*WHAT NEEDS TO BE DONE:* Identify every line in the records below that contains the word "Audible", and reproduce each one.

*SUPPLIED MATERIAL:*
<<<<
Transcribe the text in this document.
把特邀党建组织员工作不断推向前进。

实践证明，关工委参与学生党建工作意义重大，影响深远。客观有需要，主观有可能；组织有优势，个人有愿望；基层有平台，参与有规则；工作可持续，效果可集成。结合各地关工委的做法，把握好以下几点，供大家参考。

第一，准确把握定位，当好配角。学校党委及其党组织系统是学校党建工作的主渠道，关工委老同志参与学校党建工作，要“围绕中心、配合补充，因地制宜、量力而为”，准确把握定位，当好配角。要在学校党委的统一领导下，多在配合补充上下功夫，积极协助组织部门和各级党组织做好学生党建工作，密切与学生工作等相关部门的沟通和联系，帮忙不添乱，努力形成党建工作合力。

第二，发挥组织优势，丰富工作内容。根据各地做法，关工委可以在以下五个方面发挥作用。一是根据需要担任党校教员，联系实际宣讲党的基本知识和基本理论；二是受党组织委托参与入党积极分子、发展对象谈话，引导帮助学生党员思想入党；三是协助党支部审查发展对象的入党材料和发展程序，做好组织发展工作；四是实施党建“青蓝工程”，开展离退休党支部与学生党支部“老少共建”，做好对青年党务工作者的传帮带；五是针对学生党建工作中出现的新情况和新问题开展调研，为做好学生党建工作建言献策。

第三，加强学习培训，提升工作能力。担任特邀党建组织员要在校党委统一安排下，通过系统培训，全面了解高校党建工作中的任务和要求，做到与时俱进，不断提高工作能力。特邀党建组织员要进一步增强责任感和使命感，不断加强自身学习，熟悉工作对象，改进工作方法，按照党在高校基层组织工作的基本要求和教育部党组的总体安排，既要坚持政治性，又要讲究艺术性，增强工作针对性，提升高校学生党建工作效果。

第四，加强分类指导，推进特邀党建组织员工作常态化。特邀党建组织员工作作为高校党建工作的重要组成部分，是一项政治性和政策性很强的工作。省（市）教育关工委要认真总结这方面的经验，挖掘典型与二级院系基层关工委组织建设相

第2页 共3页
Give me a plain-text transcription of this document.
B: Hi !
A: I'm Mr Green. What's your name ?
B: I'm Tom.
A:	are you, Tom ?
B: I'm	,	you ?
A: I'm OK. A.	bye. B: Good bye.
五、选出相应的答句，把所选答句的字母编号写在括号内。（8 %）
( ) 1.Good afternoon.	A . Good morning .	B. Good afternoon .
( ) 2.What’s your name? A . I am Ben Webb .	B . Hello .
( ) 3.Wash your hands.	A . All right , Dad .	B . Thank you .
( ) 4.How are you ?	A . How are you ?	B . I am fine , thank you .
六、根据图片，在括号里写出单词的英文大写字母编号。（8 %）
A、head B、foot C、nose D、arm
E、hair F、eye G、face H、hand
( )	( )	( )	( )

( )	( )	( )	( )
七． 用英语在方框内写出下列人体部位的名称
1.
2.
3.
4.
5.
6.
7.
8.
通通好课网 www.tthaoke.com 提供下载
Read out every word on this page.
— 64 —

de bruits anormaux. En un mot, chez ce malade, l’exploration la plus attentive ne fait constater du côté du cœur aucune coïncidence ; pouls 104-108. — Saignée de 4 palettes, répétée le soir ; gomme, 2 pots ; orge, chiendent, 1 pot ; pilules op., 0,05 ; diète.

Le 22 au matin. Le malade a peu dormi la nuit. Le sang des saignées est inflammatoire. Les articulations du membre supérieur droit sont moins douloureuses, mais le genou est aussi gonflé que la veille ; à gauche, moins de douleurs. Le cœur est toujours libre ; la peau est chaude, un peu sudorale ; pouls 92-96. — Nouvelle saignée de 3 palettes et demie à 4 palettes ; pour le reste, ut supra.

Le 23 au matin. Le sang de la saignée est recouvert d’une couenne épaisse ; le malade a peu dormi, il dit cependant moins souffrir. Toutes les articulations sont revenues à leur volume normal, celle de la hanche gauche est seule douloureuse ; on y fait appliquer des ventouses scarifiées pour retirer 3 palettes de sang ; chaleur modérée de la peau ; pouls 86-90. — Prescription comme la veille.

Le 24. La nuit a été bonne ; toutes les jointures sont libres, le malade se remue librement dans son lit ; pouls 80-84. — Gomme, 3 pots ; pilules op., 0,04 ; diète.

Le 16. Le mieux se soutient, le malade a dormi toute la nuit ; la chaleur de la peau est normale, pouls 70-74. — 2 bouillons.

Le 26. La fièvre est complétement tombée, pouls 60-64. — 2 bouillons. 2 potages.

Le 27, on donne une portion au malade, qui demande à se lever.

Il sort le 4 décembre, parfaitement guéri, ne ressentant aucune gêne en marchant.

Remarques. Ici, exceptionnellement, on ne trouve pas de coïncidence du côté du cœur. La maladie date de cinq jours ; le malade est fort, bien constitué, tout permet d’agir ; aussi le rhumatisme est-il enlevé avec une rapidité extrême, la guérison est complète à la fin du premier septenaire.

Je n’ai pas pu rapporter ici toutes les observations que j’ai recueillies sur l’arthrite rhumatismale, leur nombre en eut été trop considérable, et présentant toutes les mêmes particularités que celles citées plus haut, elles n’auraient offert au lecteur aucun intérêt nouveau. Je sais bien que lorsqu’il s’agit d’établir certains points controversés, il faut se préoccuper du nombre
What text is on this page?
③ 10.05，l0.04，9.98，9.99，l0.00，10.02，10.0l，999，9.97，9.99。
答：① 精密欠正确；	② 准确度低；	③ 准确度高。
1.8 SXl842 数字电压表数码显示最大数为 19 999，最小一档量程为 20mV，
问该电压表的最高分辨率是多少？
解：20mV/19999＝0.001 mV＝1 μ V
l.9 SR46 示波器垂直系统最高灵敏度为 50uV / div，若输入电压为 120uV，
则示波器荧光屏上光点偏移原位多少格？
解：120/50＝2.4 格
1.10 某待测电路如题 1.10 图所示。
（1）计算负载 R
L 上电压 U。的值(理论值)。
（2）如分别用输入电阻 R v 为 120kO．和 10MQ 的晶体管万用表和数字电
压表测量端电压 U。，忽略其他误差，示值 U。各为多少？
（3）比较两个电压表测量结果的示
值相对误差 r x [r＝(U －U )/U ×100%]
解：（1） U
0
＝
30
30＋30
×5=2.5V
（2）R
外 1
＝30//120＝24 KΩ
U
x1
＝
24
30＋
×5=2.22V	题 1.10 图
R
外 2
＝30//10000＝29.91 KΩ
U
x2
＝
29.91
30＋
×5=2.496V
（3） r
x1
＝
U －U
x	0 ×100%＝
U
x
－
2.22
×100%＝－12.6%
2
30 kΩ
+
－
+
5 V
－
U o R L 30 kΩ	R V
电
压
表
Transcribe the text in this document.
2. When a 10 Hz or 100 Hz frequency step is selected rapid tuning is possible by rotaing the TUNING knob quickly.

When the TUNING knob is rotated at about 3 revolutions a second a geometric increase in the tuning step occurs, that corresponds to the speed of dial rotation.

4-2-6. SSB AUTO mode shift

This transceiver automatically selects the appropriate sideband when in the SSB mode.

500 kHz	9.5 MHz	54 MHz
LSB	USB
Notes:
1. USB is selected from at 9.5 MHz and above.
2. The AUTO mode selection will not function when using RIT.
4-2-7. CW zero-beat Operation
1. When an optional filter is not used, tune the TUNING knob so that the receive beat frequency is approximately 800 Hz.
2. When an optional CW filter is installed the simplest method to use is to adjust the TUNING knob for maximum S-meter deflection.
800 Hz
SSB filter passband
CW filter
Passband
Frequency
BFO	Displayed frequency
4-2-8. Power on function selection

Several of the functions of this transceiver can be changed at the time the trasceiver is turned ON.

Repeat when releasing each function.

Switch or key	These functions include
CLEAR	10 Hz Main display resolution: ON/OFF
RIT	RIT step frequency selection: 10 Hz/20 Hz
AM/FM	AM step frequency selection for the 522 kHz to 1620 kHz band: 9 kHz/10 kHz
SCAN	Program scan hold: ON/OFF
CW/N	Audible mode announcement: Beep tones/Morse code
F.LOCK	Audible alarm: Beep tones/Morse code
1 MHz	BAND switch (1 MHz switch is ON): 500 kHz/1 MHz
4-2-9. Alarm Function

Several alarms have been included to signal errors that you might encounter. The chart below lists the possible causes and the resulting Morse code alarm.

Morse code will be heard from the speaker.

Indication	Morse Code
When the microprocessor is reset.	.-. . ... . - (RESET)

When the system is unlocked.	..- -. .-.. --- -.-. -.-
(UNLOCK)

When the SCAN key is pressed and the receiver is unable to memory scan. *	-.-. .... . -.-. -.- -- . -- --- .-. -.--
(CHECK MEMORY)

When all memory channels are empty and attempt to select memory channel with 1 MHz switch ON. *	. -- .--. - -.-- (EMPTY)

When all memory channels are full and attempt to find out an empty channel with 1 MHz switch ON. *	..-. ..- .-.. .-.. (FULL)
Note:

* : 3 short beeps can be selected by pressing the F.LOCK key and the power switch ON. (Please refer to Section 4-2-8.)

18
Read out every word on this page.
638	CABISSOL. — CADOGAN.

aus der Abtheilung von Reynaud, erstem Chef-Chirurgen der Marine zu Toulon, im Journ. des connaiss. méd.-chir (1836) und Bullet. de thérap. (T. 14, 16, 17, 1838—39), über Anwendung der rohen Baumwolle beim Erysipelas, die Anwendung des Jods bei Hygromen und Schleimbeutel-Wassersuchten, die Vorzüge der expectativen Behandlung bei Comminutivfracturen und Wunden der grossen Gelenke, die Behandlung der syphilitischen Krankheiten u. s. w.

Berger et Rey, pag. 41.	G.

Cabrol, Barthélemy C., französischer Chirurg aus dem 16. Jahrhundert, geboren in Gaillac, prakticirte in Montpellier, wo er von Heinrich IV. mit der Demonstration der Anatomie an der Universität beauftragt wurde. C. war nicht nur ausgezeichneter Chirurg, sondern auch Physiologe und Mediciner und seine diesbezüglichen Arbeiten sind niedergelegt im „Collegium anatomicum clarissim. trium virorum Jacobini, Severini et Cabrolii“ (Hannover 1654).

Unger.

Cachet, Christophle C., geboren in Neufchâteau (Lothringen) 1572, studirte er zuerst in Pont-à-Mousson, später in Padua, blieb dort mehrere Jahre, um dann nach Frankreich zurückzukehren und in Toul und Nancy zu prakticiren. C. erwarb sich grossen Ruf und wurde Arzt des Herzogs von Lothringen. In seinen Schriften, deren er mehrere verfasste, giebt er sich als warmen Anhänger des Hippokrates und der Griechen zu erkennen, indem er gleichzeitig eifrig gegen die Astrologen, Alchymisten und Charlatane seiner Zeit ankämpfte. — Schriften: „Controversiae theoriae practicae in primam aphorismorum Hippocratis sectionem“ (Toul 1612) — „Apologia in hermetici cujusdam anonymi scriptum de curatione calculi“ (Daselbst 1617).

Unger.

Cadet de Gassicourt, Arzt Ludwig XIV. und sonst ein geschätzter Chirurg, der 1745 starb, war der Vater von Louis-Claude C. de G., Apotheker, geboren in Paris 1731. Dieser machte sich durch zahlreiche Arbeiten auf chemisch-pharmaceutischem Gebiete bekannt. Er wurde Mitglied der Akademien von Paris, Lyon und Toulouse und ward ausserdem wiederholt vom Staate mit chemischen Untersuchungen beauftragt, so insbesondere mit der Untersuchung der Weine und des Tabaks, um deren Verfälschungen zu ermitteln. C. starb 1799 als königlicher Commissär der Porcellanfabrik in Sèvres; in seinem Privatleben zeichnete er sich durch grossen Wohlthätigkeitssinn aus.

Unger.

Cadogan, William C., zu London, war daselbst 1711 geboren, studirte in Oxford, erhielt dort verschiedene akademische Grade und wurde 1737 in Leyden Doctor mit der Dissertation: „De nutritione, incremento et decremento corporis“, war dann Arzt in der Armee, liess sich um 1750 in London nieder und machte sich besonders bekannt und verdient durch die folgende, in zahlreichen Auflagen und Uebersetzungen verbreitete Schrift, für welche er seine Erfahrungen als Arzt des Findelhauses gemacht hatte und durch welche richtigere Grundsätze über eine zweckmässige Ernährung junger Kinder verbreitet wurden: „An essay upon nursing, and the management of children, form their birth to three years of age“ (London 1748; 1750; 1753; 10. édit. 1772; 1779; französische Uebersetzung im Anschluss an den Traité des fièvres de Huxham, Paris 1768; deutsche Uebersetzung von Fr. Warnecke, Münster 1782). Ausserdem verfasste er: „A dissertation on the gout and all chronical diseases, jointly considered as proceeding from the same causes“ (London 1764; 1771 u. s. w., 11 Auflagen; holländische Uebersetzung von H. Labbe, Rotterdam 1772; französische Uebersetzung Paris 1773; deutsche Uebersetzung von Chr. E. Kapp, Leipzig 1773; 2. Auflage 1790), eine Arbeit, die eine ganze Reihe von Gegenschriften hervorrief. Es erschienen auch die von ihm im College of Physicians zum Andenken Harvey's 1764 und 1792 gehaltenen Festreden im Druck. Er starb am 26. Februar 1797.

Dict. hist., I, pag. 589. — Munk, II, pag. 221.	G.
>>>>
*ANSWER TO THE TASK:*
CW/N	Audible mode announcement: Beep tones/Morse code
F.LOCK	Audible alarm: Beep tones/Morse code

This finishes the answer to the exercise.